Task requirements: Calculate how many lines in the following records hold the word "artykuły", and report that number without comment.

Stored records
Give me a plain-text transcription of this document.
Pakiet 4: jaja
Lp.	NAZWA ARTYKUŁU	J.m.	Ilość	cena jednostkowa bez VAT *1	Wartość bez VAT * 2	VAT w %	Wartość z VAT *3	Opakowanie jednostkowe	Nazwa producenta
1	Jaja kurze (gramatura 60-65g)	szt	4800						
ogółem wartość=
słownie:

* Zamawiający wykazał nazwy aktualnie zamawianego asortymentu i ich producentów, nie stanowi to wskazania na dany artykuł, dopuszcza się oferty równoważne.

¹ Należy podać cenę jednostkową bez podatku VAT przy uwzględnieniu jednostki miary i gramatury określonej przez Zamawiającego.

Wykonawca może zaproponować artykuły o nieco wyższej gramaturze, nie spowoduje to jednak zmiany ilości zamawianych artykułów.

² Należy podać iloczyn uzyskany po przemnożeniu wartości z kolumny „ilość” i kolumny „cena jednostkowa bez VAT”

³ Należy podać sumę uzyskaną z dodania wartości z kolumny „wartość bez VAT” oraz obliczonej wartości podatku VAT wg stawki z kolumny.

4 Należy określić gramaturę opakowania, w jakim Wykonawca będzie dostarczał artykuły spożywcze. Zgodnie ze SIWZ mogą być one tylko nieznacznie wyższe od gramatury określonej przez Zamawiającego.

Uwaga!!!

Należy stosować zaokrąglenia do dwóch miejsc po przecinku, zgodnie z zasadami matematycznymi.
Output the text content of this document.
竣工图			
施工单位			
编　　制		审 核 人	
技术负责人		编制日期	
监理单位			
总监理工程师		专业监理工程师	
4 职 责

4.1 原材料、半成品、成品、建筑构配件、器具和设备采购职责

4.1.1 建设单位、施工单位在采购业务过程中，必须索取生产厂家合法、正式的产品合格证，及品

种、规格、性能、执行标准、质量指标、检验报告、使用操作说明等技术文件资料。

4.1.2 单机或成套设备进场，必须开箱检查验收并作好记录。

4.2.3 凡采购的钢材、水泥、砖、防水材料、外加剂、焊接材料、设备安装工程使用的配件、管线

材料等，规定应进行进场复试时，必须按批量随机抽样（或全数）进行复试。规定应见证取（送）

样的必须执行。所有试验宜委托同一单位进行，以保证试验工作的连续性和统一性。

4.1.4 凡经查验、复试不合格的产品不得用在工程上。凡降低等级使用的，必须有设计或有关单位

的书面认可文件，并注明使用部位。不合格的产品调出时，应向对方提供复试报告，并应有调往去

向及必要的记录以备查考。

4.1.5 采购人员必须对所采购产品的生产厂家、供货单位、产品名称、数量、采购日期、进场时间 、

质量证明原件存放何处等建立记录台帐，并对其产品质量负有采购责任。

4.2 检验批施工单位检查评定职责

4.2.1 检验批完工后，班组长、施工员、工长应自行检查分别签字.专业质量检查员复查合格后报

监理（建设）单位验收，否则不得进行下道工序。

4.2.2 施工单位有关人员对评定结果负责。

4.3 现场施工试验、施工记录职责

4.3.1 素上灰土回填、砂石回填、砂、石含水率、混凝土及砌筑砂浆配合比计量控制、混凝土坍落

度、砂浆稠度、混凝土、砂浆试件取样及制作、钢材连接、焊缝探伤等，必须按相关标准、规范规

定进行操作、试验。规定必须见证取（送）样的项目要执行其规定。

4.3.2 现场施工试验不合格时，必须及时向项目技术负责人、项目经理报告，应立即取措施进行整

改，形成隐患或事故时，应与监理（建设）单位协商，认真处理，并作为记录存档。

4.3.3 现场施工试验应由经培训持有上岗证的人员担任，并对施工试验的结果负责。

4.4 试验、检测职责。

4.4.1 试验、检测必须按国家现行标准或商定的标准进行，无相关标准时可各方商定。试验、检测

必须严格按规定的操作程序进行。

Final result: 2